* start DATA SUPPLIED *

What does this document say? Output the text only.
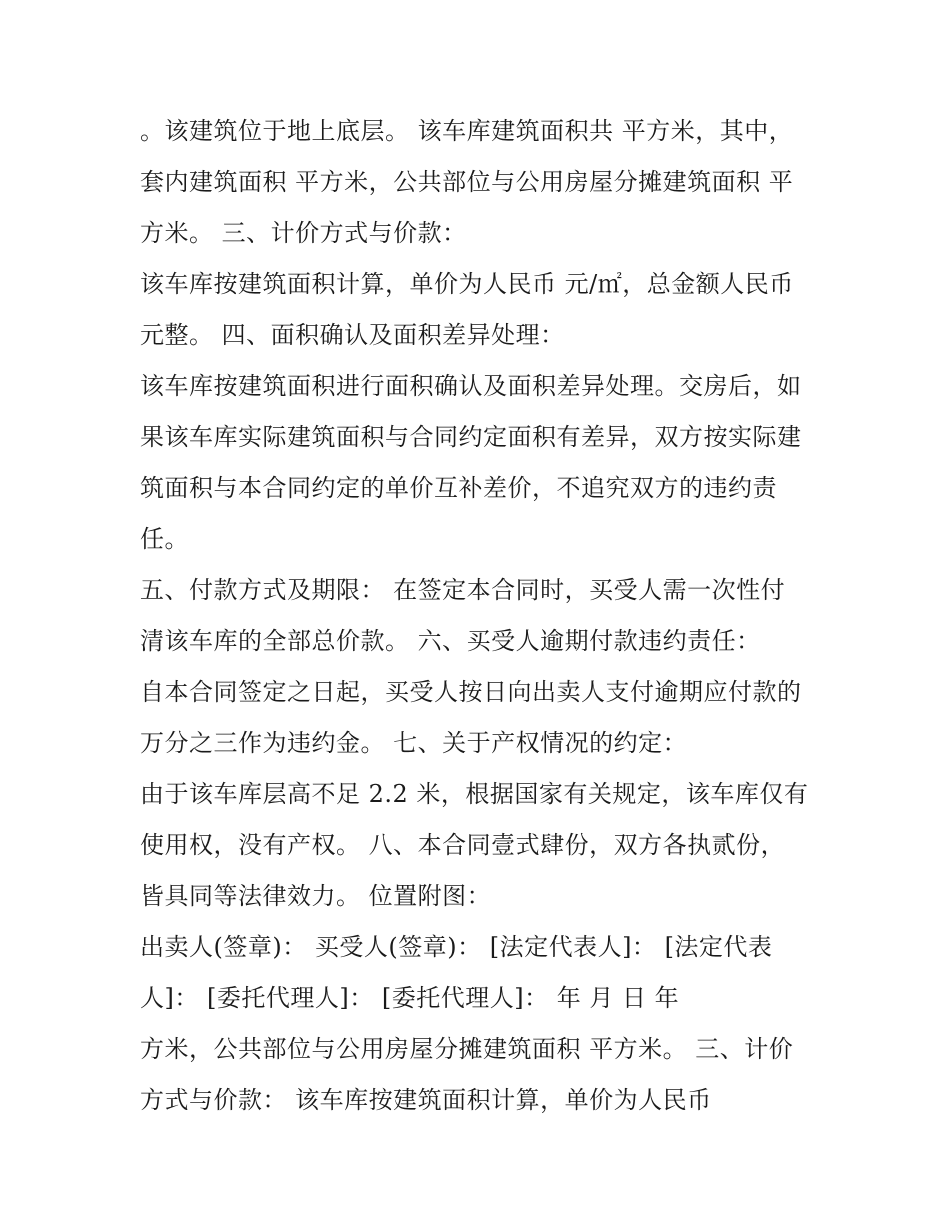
。该建筑位于地上底层。 该车库建筑面积共 平方米，其中，
套内建筑面积 平方米，公共部位与公用房屋分摊建筑面积 平
方米。 三、计价方式与价款：
该车库按建筑面积计算，单价为人民币 元/㎡，总金额人民币
元整。 四、面积确认及面积差异处理：
该车库按建筑面积进行面积确认及面积差异处理。交房后，如
果该车库实际建筑面积与合同约定面积有差异，双方按实际建
筑面积与本合同约定的单价互补差价，不追究双方的违约责
任。
五、付款方式及期限： 在签定本合同时，买受人需一次性付
清该车库的全部总价款。 六、买受人逾期付款违约责任：
自本合同签定之日起，买受人按日向出卖人支付逾期应付款的
万分之三作为违约金。 七、关于产权情况的约定：
由于该车库层高不足 2.2 米，根据国家有关规定，该车库仅有
使用权，没有产权。 八、本合同壹式肆份，双方各执贰份，
皆具同等法律效力。 位置附图：
出卖人(签章)： 买受人(签章)： [法定代表人]： [法定代表
人]： [委托代理人]： [委托代理人]： 年 月 日 年
方米，公共部位与公用房屋分摊建筑面积 平方米。 三、计价
方式与价款： 该车库按建筑面积计算，单价为人民币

* end DATA SUPPLIED *

— TO DO —
Go through the listing above and quote it exactly, apart from its images.

— CORRECT RESPONSE —
What does this document say? Output the text only.
。该建筑位于地上底层。 该车库建筑面积共 平方米，其中，
套内建筑面积 平方米，公共部位与公用房屋分摊建筑面积 平
方米。 三、计价方式与价款：
该车库按建筑面积计算，单价为人民币 元/㎡，总金额人民币
元整。 四、面积确认及面积差异处理：
该车库按建筑面积进行面积确认及面积差异处理。交房后，如
果该车库实际建筑面积与合同约定面积有差异，双方按实际建
筑面积与本合同约定的单价互补差价，不追究双方的违约责
任。
五、付款方式及期限： 在签定本合同时，买受人需一次性付
清该车库的全部总价款。 六、买受人逾期付款违约责任：
自本合同签定之日起，买受人按日向出卖人支付逾期应付款的
万分之三作为违约金。 七、关于产权情况的约定：
由于该车库层高不足 2.2 米，根据国家有关规定，该车库仅有
使用权，没有产权。 八、本合同壹式肆份，双方各执贰份，
皆具同等法律效力。 位置附图：
出卖人(签章)： 买受人(签章)： [法定代表人]： [法定代表
人]： [委托代理人]： [委托代理人]： 年 月 日 年
方米，公共部位与公用房屋分摊建筑面积 平方米。 三、计价
方式与价款： 该车库按建筑面积计算，单价为人民币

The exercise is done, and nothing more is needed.